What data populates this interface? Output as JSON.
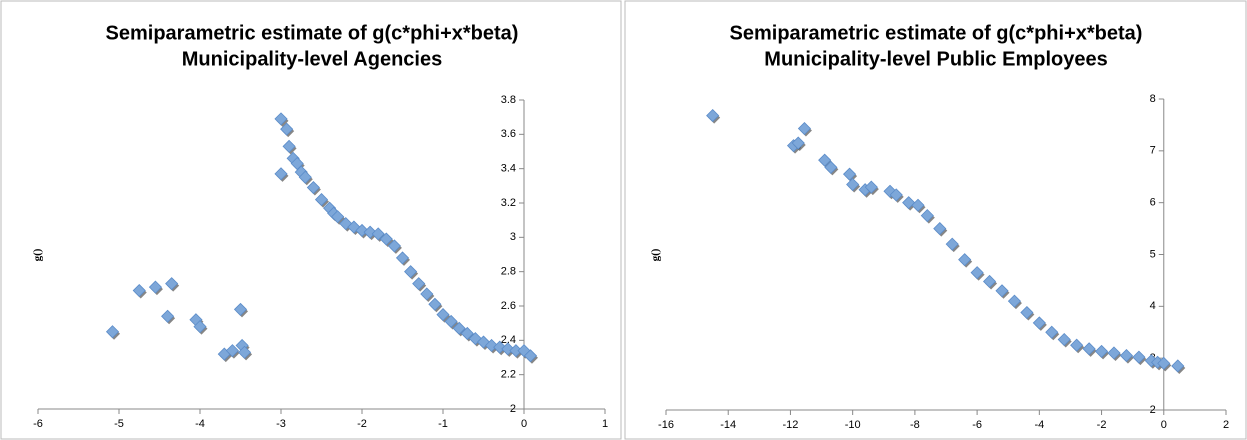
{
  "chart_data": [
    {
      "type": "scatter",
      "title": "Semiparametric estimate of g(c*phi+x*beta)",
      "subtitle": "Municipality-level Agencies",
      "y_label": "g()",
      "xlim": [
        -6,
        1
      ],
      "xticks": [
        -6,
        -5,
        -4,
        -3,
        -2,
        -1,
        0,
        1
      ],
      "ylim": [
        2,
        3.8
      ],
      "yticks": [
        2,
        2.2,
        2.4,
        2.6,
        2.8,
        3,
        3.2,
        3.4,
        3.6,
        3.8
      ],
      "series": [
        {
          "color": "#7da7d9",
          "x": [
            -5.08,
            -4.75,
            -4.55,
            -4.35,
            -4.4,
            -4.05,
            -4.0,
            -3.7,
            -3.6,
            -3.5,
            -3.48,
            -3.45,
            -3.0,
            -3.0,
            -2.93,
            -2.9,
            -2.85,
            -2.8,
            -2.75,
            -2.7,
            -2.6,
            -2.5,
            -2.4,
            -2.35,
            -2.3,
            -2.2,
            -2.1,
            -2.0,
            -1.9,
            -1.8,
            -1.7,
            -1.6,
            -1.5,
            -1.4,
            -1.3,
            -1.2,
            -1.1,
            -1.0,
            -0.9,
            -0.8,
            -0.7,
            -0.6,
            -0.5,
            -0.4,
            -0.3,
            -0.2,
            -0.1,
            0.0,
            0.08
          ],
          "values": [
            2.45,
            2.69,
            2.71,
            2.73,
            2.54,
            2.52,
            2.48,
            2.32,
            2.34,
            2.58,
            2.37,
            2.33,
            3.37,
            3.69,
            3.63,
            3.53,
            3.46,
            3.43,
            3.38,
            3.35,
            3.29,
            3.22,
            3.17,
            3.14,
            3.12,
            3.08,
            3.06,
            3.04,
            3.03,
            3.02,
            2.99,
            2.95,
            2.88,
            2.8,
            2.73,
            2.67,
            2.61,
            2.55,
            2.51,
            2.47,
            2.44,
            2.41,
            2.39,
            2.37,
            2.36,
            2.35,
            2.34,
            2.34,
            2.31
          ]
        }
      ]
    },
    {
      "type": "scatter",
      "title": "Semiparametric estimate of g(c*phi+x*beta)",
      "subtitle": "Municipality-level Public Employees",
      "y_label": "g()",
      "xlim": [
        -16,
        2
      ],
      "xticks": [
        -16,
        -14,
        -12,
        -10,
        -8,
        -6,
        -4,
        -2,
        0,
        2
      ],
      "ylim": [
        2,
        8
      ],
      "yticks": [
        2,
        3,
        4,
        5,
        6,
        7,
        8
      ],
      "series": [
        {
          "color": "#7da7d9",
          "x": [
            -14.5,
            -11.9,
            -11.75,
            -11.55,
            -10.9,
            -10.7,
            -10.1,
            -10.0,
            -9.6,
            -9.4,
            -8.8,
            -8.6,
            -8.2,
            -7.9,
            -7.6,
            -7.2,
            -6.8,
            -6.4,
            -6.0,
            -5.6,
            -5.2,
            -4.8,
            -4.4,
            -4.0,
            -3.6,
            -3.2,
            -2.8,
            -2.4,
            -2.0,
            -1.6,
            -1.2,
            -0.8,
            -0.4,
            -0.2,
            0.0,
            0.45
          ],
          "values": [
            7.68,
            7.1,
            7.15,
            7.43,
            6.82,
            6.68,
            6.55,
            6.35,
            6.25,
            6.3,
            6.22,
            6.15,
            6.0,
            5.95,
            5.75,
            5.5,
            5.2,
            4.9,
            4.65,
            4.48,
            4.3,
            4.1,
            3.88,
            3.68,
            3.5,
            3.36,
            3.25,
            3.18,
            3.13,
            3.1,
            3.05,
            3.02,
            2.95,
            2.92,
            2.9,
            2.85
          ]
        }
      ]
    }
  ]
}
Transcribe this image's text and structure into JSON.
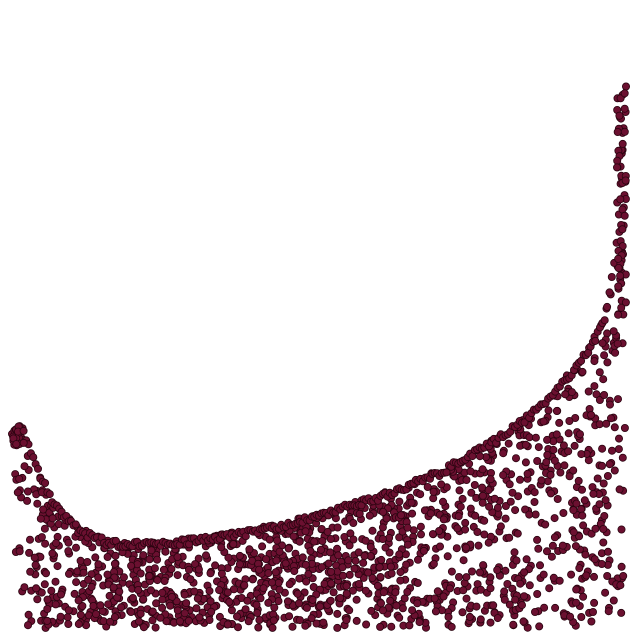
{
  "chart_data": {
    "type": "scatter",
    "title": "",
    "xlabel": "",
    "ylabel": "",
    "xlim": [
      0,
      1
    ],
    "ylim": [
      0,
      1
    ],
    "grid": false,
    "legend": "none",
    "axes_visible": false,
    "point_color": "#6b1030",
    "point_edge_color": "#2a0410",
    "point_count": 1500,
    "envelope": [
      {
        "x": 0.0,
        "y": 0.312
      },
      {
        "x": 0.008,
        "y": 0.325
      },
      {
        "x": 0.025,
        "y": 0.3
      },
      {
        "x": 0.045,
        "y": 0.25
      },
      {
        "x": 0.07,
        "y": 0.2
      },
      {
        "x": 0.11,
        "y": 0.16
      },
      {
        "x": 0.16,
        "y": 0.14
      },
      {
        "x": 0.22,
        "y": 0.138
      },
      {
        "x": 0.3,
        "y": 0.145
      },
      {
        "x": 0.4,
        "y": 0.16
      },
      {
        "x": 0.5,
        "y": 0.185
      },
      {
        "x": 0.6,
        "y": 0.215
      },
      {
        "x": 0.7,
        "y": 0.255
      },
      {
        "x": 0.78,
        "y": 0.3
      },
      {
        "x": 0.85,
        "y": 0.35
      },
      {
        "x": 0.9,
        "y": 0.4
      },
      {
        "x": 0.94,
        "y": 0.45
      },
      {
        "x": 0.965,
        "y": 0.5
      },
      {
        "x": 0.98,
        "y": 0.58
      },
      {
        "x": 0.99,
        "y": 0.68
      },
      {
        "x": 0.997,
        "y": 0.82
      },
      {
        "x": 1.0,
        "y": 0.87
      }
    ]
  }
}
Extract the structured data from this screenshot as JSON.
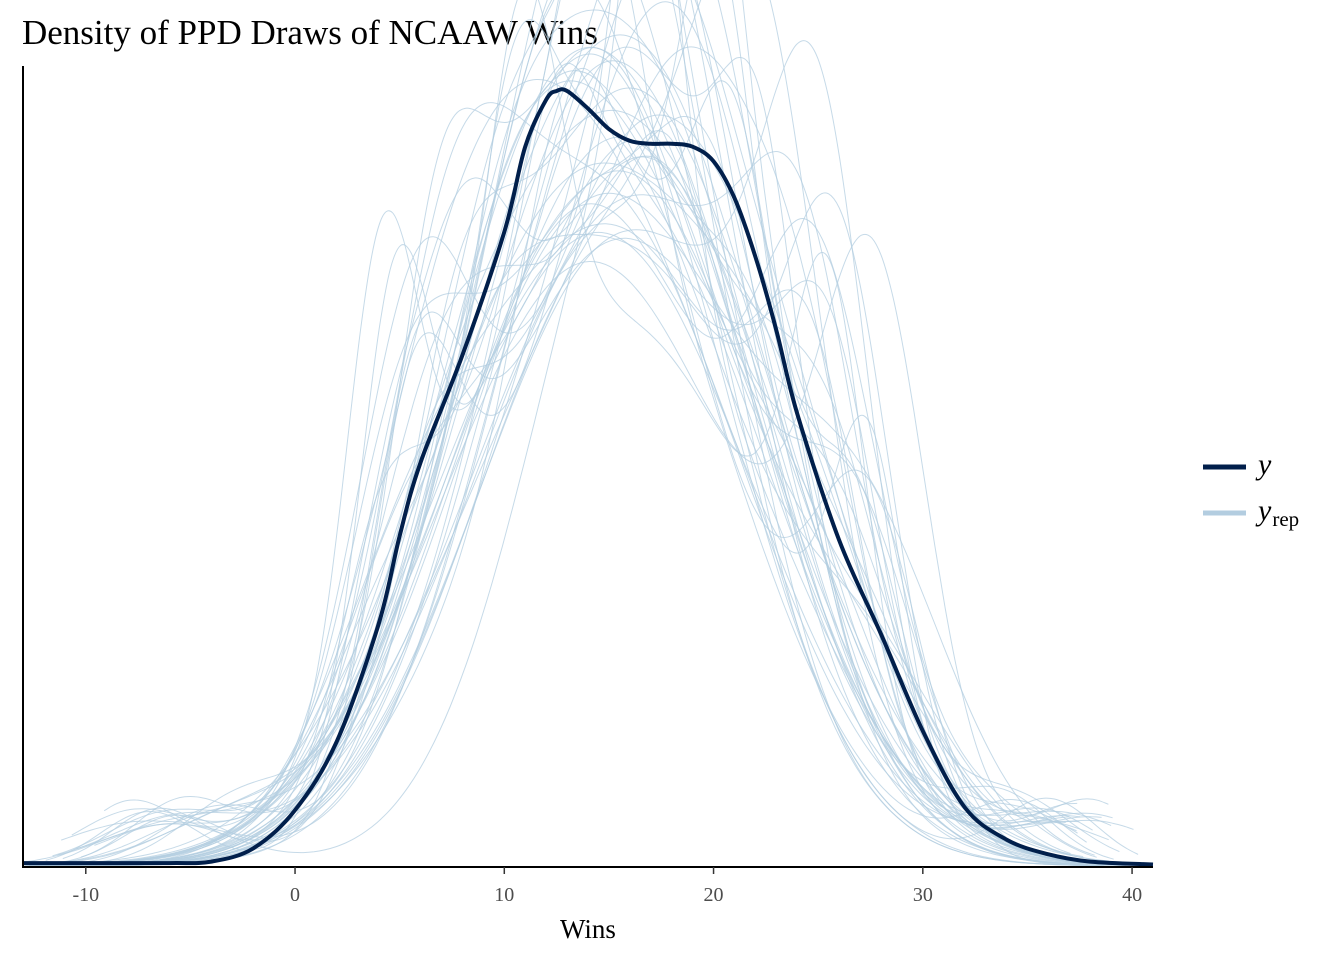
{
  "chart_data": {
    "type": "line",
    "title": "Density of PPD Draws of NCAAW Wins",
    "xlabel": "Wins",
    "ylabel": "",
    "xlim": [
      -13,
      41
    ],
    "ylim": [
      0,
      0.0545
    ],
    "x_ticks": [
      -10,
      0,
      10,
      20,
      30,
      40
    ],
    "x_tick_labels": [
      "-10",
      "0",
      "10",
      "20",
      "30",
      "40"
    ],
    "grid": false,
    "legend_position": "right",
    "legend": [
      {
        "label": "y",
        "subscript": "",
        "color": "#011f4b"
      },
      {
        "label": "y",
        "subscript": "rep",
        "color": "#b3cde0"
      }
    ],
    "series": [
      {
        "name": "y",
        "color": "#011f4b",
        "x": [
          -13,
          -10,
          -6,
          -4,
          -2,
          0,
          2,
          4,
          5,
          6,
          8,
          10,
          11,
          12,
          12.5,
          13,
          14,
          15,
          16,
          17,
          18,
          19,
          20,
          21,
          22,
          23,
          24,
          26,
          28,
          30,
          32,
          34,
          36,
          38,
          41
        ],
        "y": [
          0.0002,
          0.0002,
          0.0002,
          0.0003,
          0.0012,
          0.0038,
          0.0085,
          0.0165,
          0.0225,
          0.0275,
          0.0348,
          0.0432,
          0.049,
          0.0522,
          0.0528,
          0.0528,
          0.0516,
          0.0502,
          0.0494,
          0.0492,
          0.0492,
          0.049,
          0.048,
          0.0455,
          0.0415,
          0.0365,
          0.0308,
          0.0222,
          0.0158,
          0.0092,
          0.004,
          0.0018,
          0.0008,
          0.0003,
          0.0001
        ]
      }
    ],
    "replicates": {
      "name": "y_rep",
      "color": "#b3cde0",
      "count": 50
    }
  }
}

======

Work to complete. Leave out the pictures and transcribe everything else exactly.

Answer in full.
What data populates this interface? Output as JSON.
{
  "chart_data": [
    {
      "type": "scatter",
      "title": "Semiparametric estimate of g(c*phi+x*beta)",
      "subtitle": "Municipality-level Agencies",
      "y_label": "g()",
      "xlim": [
        -6,
        1
      ],
      "xticks": [
        -6,
        -5,
        -4,
        -3,
        -2,
        -1,
        0,
        1
      ],
      "ylim": [
        2,
        3.8
      ],
      "yticks": [
        2,
        2.2,
        2.4,
        2.6,
        2.8,
        3,
        3.2,
        3.4,
        3.6,
        3.8
      ],
      "series": [
        {
          "color": "#7da7d9",
          "x": [
            -5.08,
            -4.75,
            -4.55,
            -4.35,
            -4.4,
            -4.05,
            -4.0,
            -3.7,
            -3.6,
            -3.5,
            -3.48,
            -3.45,
            -3.0,
            -3.0,
            -2.93,
            -2.9,
            -2.85,
            -2.8,
            -2.75,
            -2.7,
            -2.6,
            -2.5,
            -2.4,
            -2.35,
            -2.3,
            -2.2,
            -2.1,
            -2.0,
            -1.9,
            -1.8,
            -1.7,
            -1.6,
            -1.5,
            -1.4,
            -1.3,
            -1.2,
            -1.1,
            -1.0,
            -0.9,
            -0.8,
            -0.7,
            -0.6,
            -0.5,
            -0.4,
            -0.3,
            -0.2,
            -0.1,
            0.0,
            0.08
          ],
          "values": [
            2.45,
            2.69,
            2.71,
            2.73,
            2.54,
            2.52,
            2.48,
            2.32,
            2.34,
            2.58,
            2.37,
            2.33,
            3.37,
            3.69,
            3.63,
            3.53,
            3.46,
            3.43,
            3.38,
            3.35,
            3.29,
            3.22,
            3.17,
            3.14,
            3.12,
            3.08,
            3.06,
            3.04,
            3.03,
            3.02,
            2.99,
            2.95,
            2.88,
            2.8,
            2.73,
            2.67,
            2.61,
            2.55,
            2.51,
            2.47,
            2.44,
            2.41,
            2.39,
            2.37,
            2.36,
            2.35,
            2.34,
            2.34,
            2.31
          ]
        }
      ]
    },
    {
      "type": "scatter",
      "title": "Semiparametric estimate of g(c*phi+x*beta)",
      "subtitle": "Municipality-level Public Employees",
      "y_label": "g()",
      "xlim": [
        -16,
        2
      ],
      "xticks": [
        -16,
        -14,
        -12,
        -10,
        -8,
        -6,
        -4,
        -2,
        0,
        2
      ],
      "ylim": [
        2,
        8
      ],
      "yticks": [
        2,
        3,
        4,
        5,
        6,
        7,
        8
      ],
      "series": [
        {
          "color": "#7da7d9",
          "x": [
            -14.5,
            -11.9,
            -11.75,
            -11.55,
            -10.9,
            -10.7,
            -10.1,
            -10.0,
            -9.6,
            -9.4,
            -8.8,
            -8.6,
            -8.2,
            -7.9,
            -7.6,
            -7.2,
            -6.8,
            -6.4,
            -6.0,
            -5.6,
            -5.2,
            -4.8,
            -4.4,
            -4.0,
            -3.6,
            -3.2,
            -2.8,
            -2.4,
            -2.0,
            -1.6,
            -1.2,
            -0.8,
            -0.4,
            -0.2,
            0.0,
            0.45
          ],
          "values": [
            7.68,
            7.1,
            7.15,
            7.43,
            6.82,
            6.68,
            6.55,
            6.35,
            6.25,
            6.3,
            6.22,
            6.15,
            6.0,
            5.95,
            5.75,
            5.5,
            5.2,
            4.9,
            4.65,
            4.48,
            4.3,
            4.1,
            3.88,
            3.68,
            3.5,
            3.36,
            3.25,
            3.18,
            3.13,
            3.1,
            3.05,
            3.02,
            2.95,
            2.92,
            2.9,
            2.85
          ]
        }
      ]
    }
  ]
}
Transcribe this image's text and structure into JSON.
{
  "chart_data": {
    "type": "scatter",
    "title": "",
    "xlabel": "",
    "ylabel": "",
    "xlim": [
      0,
      1
    ],
    "ylim": [
      0,
      1
    ],
    "grid": false,
    "legend": "none",
    "axes_visible": false,
    "point_color": "#6b1030",
    "point_edge_color": "#2a0410",
    "point_count": 1500,
    "envelope": [
      {
        "x": 0.0,
        "y": 0.312
      },
      {
        "x": 0.008,
        "y": 0.325
      },
      {
        "x": 0.025,
        "y": 0.3
      },
      {
        "x": 0.045,
        "y": 0.25
      },
      {
        "x": 0.07,
        "y": 0.2
      },
      {
        "x": 0.11,
        "y": 0.16
      },
      {
        "x": 0.16,
        "y": 0.14
      },
      {
        "x": 0.22,
        "y": 0.138
      },
      {
        "x": 0.3,
        "y": 0.145
      },
      {
        "x": 0.4,
        "y": 0.16
      },
      {
        "x": 0.5,
        "y": 0.185
      },
      {
        "x": 0.6,
        "y": 0.215
      },
      {
        "x": 0.7,
        "y": 0.255
      },
      {
        "x": 0.78,
        "y": 0.3
      },
      {
        "x": 0.85,
        "y": 0.35
      },
      {
        "x": 0.9,
        "y": 0.4
      },
      {
        "x": 0.94,
        "y": 0.45
      },
      {
        "x": 0.965,
        "y": 0.5
      },
      {
        "x": 0.98,
        "y": 0.58
      },
      {
        "x": 0.99,
        "y": 0.68
      },
      {
        "x": 0.997,
        "y": 0.82
      },
      {
        "x": 1.0,
        "y": 0.87
      }
    ]
  }
}
Extract the structured data from this screenshot as JSON.
{
  "chart_data": {
    "type": "line",
    "title": "Density of PPD Draws of NCAAW Wins",
    "xlabel": "Wins",
    "ylabel": "",
    "xlim": [
      -13,
      41
    ],
    "ylim": [
      0,
      0.0545
    ],
    "x_ticks": [
      -10,
      0,
      10,
      20,
      30,
      40
    ],
    "x_tick_labels": [
      "-10",
      "0",
      "10",
      "20",
      "30",
      "40"
    ],
    "grid": false,
    "legend_position": "right",
    "legend": [
      {
        "label": "y",
        "subscript": "",
        "color": "#011f4b"
      },
      {
        "label": "y",
        "subscript": "rep",
        "color": "#b3cde0"
      }
    ],
    "series": [
      {
        "name": "y",
        "color": "#011f4b",
        "x": [
          -13,
          -10,
          -6,
          -4,
          -2,
          0,
          2,
          4,
          5,
          6,
          8,
          10,
          11,
          12,
          12.5,
          13,
          14,
          15,
          16,
          17,
          18,
          19,
          20,
          21,
          22,
          23,
          24,
          26,
          28,
          30,
          32,
          34,
          36,
          38,
          41
        ],
        "y": [
          0.0002,
          0.0002,
          0.0002,
          0.0003,
          0.0012,
          0.0038,
          0.0085,
          0.0165,
          0.0225,
          0.0275,
          0.0348,
          0.0432,
          0.049,
          0.0522,
          0.0528,
          0.0528,
          0.0516,
          0.0502,
          0.0494,
          0.0492,
          0.0492,
          0.049,
          0.048,
          0.0455,
          0.0415,
          0.0365,
          0.0308,
          0.0222,
          0.0158,
          0.0092,
          0.004,
          0.0018,
          0.0008,
          0.0003,
          0.0001
        ]
      }
    ],
    "replicates": {
      "name": "y_rep",
      "color": "#b3cde0",
      "count": 50
    }
  }
}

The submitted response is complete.